[START INPUT]

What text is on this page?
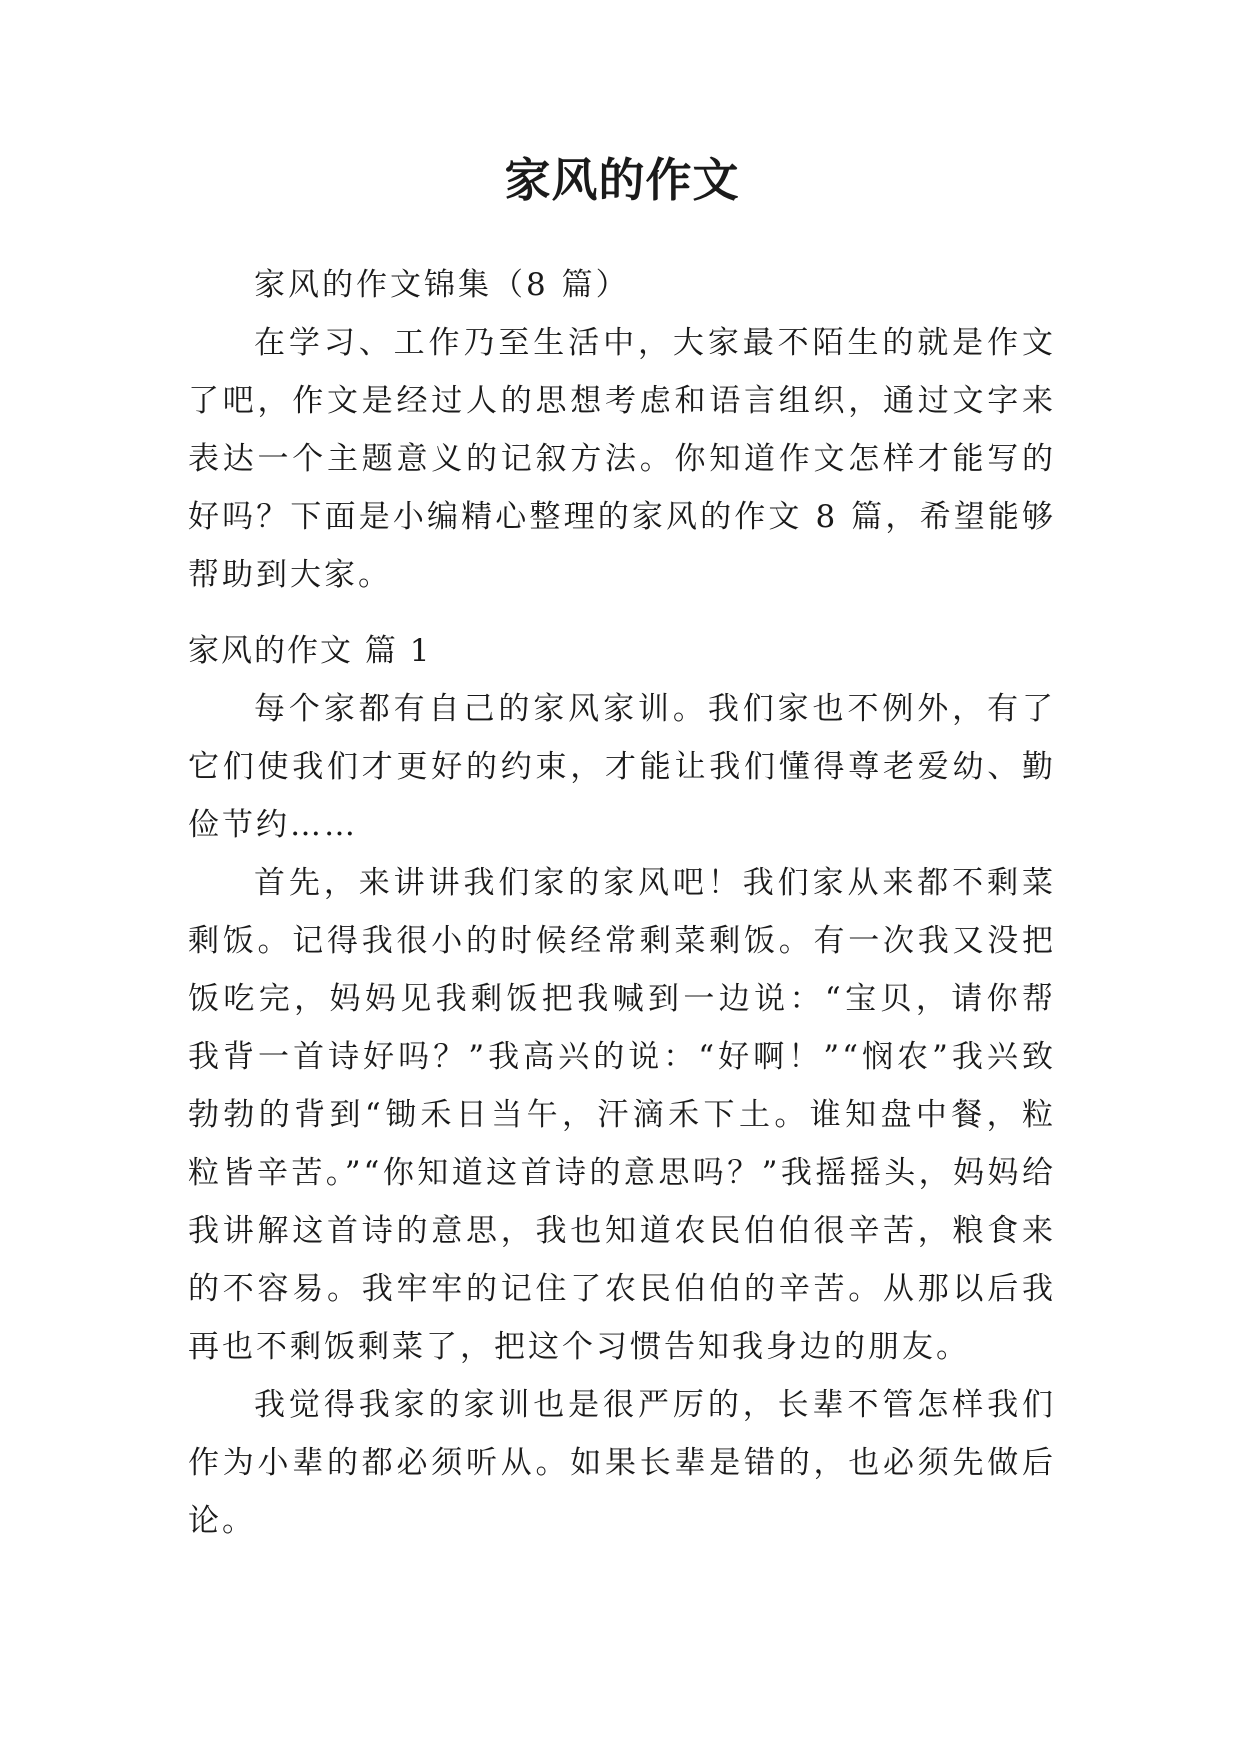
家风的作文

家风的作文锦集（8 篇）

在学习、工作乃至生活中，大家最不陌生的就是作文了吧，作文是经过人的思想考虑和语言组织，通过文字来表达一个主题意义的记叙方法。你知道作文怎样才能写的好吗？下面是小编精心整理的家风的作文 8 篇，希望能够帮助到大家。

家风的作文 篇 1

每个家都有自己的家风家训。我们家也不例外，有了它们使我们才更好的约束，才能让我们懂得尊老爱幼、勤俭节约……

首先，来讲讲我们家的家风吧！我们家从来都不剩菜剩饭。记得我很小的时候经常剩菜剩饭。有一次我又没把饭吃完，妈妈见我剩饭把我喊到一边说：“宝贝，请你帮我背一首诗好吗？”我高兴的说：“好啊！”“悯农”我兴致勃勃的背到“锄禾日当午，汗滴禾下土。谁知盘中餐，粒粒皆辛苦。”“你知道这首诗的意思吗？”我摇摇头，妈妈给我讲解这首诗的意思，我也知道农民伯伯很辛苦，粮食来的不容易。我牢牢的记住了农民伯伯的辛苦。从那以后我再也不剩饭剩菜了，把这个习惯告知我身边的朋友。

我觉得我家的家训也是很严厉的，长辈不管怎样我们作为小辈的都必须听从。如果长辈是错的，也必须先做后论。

[END INPUT]

**REQUIREMENTS**. Take the listing and print it again exactly, but without any pictures.

**FULL ANSWER**.
What text is on this page?
家风的作文

家风的作文锦集（8 篇）

在学习、工作乃至生活中，大家最不陌生的就是作文了吧，作文是经过人的思想考虑和语言组织，通过文字来表达一个主题意义的记叙方法。你知道作文怎样才能写的好吗？下面是小编精心整理的家风的作文 8 篇，希望能够帮助到大家。

家风的作文 篇 1

每个家都有自己的家风家训。我们家也不例外，有了它们使我们才更好的约束，才能让我们懂得尊老爱幼、勤俭节约……

首先，来讲讲我们家的家风吧！我们家从来都不剩菜剩饭。记得我很小的时候经常剩菜剩饭。有一次我又没把饭吃完，妈妈见我剩饭把我喊到一边说：“宝贝，请你帮我背一首诗好吗？”我高兴的说：“好啊！”“悯农”我兴致勃勃的背到“锄禾日当午，汗滴禾下土。谁知盘中餐，粒粒皆辛苦。”“你知道这首诗的意思吗？”我摇摇头，妈妈给我讲解这首诗的意思，我也知道农民伯伯很辛苦，粮食来的不容易。我牢牢的记住了农民伯伯的辛苦。从那以后我再也不剩饭剩菜了，把这个习惯告知我身边的朋友。

我觉得我家的家训也是很严厉的，长辈不管怎样我们作为小辈的都必须听从。如果长辈是错的，也必须先做后论。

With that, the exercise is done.